## SET TASK:
From the listing below, extract each line containing the string "Текущая".

## LISTING:
___
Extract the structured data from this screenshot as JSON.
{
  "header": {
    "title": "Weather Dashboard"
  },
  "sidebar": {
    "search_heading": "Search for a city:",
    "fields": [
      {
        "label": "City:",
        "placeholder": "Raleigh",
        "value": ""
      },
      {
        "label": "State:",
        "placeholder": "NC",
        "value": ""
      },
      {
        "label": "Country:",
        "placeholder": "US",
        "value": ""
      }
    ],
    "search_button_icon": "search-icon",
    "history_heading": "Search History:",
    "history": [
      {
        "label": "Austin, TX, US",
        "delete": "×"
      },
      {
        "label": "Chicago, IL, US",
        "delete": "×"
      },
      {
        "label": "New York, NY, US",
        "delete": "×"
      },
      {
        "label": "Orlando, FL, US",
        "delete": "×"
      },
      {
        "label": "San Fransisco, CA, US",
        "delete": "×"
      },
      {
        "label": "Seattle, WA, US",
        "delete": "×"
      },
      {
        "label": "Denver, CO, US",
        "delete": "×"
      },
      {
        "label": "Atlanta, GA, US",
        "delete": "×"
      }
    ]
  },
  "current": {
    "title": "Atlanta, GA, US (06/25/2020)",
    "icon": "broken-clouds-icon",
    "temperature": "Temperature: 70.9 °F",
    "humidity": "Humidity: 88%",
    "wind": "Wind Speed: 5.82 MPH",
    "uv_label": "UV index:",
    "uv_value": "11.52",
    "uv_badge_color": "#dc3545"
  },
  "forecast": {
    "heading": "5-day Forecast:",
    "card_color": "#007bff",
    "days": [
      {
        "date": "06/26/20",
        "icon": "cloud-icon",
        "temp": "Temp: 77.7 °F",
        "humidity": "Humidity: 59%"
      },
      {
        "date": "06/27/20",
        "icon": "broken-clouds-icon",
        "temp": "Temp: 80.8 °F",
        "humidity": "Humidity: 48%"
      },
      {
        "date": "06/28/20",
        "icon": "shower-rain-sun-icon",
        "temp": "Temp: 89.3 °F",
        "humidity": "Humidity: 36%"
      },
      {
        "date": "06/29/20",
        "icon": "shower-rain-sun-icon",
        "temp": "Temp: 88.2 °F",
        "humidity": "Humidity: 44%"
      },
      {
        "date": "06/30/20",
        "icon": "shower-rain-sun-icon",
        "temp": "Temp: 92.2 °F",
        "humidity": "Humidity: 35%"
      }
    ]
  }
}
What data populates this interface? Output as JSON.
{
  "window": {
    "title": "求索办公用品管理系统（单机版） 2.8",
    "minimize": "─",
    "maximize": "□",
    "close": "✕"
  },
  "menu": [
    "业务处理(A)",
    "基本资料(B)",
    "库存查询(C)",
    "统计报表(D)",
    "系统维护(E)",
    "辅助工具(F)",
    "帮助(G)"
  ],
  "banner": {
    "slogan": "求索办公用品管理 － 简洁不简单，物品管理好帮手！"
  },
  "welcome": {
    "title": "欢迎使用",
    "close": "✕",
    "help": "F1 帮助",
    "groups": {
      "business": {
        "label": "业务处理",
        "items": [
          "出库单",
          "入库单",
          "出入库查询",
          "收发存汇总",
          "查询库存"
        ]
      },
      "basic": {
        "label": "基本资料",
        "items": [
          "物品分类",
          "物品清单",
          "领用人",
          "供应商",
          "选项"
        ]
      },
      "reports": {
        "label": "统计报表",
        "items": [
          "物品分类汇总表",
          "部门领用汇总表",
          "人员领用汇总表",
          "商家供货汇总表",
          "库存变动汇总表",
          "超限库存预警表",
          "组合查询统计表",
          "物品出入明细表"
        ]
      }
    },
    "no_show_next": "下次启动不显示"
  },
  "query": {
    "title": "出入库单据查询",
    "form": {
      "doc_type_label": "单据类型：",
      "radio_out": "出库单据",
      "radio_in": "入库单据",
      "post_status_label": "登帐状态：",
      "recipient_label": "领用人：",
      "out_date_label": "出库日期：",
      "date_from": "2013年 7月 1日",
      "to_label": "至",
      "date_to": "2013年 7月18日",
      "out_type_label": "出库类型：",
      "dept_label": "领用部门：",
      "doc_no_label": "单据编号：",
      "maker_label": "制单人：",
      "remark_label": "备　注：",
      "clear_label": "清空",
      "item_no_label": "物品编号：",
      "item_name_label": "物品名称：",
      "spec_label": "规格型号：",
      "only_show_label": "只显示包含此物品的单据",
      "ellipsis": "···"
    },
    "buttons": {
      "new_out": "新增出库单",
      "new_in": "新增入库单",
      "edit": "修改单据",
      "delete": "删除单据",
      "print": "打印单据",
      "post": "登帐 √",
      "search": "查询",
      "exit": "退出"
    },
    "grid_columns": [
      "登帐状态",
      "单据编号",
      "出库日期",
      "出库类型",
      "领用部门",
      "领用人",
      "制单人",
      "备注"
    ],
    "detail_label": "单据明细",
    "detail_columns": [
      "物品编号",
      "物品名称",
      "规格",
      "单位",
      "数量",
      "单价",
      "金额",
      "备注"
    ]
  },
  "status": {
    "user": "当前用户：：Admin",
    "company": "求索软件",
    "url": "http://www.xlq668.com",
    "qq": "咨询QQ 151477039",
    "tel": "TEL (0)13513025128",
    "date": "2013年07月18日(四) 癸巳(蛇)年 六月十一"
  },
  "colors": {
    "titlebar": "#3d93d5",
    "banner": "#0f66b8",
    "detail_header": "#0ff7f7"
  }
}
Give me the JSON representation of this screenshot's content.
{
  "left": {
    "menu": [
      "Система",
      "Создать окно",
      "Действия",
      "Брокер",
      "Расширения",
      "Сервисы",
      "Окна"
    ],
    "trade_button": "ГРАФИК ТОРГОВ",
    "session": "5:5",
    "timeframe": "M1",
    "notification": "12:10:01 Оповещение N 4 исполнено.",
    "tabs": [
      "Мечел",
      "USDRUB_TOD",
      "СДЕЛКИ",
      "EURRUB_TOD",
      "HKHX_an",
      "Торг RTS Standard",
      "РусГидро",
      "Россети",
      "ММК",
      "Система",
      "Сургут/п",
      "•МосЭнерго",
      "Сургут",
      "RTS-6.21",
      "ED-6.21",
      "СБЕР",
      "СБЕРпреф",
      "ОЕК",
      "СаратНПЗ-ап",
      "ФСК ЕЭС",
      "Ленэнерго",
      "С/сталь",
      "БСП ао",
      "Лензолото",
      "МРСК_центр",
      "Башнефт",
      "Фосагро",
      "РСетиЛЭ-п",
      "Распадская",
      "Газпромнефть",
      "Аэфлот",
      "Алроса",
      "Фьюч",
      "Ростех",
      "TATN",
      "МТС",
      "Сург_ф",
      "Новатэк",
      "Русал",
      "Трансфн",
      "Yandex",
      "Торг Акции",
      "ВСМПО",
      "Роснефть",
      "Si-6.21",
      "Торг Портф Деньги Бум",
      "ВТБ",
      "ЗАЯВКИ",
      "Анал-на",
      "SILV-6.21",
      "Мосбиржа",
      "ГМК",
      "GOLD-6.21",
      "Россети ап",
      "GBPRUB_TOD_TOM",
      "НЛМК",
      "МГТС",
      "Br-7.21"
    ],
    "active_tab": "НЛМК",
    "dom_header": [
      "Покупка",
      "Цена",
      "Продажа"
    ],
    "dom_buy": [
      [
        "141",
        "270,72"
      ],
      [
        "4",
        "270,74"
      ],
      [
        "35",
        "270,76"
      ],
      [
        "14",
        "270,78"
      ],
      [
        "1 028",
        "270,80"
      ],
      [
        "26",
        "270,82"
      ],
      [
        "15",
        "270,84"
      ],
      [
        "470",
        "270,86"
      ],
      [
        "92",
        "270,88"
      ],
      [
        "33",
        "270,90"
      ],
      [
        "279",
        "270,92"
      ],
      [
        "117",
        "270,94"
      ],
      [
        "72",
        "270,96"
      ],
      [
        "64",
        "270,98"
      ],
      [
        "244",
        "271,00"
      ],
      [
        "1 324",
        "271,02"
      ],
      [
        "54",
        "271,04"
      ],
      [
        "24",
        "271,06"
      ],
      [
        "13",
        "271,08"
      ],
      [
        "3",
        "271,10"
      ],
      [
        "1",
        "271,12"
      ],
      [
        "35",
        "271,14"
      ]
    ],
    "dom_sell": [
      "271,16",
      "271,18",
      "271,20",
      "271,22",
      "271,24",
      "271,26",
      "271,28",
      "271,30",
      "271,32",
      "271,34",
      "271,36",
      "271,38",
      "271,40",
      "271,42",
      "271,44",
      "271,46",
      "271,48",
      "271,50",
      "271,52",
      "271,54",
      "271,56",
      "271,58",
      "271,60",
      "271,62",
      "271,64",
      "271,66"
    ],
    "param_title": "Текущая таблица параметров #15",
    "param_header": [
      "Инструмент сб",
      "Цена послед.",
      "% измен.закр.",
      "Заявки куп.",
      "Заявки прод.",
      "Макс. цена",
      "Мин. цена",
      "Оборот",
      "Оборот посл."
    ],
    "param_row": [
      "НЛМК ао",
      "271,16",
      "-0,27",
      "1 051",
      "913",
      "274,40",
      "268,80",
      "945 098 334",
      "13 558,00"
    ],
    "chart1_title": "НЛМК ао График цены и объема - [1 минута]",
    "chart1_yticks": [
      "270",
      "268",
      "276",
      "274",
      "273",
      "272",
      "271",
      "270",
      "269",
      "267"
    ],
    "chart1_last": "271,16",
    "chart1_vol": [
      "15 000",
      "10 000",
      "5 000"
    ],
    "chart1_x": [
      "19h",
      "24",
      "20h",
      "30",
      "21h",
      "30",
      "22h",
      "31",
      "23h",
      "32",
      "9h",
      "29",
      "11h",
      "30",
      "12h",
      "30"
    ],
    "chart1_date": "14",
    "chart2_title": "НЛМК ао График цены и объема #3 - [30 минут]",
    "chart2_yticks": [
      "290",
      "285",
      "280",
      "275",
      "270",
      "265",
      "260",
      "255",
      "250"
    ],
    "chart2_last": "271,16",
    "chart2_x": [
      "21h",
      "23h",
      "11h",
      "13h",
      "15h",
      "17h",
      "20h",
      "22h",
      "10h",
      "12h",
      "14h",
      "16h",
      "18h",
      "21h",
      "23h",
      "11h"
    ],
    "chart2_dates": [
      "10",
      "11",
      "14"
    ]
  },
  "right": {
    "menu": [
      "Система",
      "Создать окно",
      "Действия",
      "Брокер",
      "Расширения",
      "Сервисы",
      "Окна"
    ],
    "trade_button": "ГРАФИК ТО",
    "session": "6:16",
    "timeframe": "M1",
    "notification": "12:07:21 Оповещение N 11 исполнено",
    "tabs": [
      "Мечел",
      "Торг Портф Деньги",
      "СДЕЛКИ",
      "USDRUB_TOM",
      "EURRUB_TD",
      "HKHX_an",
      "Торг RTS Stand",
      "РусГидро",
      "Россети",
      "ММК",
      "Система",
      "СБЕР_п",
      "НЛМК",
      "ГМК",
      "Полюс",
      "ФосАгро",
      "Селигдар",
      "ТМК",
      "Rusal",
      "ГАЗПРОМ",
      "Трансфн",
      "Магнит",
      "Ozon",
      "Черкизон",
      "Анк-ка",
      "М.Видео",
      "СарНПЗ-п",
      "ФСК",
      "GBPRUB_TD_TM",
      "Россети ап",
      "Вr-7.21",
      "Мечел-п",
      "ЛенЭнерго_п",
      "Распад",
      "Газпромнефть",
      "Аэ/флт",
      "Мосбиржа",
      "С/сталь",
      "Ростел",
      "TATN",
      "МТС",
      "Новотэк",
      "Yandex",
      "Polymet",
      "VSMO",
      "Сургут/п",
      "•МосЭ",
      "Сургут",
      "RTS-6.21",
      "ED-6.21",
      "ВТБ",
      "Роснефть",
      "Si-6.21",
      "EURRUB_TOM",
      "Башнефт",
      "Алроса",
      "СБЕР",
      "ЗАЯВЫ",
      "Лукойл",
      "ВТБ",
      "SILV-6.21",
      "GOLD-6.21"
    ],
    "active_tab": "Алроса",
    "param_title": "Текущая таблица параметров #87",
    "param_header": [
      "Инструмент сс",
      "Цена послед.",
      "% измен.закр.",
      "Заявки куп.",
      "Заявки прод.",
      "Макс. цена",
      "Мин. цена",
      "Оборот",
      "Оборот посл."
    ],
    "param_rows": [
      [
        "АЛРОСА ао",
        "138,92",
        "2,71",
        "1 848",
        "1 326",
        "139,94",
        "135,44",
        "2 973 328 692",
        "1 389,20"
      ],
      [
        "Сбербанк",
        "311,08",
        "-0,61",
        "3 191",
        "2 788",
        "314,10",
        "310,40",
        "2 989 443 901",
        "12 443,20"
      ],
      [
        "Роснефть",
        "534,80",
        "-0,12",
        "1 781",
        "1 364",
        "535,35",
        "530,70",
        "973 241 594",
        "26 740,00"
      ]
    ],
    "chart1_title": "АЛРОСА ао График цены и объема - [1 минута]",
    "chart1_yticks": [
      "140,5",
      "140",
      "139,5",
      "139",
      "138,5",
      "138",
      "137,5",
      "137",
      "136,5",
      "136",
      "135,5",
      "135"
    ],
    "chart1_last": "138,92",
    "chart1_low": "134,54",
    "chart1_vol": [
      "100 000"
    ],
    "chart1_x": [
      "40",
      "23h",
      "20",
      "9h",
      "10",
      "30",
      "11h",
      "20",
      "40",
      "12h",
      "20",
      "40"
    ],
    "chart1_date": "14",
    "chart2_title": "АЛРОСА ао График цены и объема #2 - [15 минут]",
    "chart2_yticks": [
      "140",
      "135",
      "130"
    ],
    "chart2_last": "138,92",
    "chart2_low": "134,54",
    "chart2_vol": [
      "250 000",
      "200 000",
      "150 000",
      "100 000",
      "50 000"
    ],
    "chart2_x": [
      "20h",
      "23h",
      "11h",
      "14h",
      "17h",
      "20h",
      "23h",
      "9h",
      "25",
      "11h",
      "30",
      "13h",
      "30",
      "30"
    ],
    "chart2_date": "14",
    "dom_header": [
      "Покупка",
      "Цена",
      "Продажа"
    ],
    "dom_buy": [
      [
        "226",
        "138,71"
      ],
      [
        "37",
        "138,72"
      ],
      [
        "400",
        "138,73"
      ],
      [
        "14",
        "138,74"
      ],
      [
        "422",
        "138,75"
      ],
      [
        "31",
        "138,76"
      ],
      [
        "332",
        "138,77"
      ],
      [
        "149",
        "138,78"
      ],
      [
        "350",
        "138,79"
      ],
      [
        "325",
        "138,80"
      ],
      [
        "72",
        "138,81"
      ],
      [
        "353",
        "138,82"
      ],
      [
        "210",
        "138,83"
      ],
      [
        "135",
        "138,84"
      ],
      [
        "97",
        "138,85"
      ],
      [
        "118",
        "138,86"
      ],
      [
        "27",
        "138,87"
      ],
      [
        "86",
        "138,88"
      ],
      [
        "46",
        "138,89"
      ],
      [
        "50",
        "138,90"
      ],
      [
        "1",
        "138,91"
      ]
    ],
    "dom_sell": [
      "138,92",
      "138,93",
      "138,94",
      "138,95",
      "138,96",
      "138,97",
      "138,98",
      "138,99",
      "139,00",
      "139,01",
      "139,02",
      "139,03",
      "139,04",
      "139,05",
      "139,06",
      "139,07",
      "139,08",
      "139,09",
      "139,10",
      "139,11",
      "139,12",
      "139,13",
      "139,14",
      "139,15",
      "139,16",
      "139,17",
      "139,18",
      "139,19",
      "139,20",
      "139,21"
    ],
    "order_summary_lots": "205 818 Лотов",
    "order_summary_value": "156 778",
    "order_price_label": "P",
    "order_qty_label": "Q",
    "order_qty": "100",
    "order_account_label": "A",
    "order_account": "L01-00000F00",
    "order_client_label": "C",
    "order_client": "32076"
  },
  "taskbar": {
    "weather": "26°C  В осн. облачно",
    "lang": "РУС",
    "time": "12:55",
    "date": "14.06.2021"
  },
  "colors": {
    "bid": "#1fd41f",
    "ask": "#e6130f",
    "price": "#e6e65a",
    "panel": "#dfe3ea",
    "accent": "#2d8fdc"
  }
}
___
## EXERCISE RESULT:
    "param_title": "Текущая таблица параметров #15",
    "param_title": "Текущая таблица параметров #87",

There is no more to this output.